[TASK TO COMPLETE]: Filter the records below and copy every line containing the word "方法与工具".

[ENTRIES SUPPLIED]:
....
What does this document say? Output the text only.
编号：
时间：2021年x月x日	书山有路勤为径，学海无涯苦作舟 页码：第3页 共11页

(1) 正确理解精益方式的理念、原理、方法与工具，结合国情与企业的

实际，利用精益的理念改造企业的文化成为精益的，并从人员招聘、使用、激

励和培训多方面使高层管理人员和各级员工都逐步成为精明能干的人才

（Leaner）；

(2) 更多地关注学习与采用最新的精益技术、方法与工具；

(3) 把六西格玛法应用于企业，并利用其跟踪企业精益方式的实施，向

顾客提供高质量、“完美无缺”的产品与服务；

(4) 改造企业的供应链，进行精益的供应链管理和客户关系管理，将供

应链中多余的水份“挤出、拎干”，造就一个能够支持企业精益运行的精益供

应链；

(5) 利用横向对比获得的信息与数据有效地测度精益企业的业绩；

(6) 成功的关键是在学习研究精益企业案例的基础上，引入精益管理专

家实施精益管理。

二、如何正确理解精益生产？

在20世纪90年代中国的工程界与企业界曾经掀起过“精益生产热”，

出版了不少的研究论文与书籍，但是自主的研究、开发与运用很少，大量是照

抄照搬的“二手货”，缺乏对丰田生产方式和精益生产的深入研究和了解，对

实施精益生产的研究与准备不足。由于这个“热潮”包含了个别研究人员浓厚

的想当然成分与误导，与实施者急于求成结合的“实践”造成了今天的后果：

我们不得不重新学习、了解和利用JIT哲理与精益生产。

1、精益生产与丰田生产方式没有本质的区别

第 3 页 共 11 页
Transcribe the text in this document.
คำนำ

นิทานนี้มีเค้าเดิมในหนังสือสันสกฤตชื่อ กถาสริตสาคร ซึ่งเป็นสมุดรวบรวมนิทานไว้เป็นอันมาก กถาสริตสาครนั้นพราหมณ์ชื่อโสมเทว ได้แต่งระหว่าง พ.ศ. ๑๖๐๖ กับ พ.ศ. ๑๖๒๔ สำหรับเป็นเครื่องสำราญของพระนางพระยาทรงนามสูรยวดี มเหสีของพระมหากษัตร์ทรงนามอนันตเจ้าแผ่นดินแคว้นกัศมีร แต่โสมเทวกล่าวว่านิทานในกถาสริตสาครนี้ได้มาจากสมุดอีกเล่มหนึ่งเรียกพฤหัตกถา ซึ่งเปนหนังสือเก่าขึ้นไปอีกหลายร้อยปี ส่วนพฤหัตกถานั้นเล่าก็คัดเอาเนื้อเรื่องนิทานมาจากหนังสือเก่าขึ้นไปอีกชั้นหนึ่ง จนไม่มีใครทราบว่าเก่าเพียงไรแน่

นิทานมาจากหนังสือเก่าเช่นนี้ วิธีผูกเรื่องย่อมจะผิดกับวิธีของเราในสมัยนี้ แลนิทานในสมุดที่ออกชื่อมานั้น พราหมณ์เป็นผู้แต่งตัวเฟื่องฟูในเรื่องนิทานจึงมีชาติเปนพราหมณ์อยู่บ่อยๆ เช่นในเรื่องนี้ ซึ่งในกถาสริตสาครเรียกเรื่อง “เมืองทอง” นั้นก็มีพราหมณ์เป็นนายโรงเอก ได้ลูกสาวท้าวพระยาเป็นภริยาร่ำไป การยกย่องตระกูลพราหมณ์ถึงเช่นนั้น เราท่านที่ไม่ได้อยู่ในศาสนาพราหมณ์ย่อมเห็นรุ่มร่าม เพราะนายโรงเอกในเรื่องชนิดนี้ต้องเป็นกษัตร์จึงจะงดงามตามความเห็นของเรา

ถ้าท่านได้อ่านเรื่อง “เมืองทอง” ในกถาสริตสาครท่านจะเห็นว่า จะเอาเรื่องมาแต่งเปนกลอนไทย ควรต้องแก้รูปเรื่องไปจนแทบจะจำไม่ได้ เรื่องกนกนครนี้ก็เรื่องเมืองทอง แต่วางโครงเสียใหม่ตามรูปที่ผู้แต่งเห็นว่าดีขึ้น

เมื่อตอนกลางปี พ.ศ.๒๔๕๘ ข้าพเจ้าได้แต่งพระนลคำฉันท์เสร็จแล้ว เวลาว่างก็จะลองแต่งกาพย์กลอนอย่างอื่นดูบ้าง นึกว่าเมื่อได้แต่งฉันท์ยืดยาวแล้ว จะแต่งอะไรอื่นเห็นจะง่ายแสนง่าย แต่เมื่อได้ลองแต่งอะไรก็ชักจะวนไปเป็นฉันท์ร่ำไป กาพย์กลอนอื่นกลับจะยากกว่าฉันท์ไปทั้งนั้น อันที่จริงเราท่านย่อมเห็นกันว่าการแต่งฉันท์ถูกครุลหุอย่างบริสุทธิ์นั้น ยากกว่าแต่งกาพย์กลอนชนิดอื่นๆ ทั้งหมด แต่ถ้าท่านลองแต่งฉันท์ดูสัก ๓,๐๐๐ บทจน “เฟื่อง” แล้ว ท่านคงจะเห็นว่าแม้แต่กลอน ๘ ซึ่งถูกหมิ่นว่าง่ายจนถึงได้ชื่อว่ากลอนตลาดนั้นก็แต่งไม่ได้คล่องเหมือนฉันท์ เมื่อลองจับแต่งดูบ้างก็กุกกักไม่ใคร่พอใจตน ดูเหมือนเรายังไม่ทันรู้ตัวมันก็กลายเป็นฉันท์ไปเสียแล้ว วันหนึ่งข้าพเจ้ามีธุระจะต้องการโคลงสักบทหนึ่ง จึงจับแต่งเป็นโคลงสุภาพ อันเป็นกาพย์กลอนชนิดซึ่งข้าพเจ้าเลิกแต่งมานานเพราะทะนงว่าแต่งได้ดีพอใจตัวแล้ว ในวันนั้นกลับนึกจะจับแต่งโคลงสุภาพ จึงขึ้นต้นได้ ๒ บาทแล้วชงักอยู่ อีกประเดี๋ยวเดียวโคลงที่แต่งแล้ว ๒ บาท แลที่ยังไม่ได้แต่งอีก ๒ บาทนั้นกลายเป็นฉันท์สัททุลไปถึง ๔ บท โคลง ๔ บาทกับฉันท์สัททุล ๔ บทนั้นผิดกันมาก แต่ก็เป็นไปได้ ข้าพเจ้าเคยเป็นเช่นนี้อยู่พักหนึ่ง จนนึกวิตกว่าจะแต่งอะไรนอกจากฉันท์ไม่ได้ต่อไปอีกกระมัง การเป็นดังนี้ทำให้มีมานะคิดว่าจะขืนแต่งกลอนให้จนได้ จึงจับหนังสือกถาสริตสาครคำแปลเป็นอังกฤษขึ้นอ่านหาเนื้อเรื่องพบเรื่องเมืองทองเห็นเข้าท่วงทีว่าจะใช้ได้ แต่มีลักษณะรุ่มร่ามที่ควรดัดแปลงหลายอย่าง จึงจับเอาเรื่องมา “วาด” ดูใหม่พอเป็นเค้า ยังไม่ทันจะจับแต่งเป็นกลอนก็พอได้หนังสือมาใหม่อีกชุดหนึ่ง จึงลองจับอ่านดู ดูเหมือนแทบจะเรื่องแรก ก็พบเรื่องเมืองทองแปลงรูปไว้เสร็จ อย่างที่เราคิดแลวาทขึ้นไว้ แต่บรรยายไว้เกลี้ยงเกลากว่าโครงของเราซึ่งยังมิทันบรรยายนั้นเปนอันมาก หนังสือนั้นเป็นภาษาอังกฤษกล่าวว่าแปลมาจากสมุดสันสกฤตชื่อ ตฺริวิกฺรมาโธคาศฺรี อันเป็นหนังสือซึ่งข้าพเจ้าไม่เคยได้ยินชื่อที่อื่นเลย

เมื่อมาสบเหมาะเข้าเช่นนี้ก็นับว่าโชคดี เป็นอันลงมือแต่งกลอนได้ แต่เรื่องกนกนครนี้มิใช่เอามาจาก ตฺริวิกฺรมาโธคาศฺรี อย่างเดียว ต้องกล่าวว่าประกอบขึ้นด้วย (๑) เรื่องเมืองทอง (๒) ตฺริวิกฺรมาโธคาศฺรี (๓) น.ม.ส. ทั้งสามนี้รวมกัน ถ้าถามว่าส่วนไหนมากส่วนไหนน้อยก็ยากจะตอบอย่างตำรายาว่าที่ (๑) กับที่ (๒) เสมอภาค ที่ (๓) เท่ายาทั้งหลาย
....
[EXPECTED OUTPUT]:
(1) 正确理解精益方式的理念、原理、方法与工具，结合国情与企业的
(2) 更多地关注学习与采用最新的精益技术、方法与工具；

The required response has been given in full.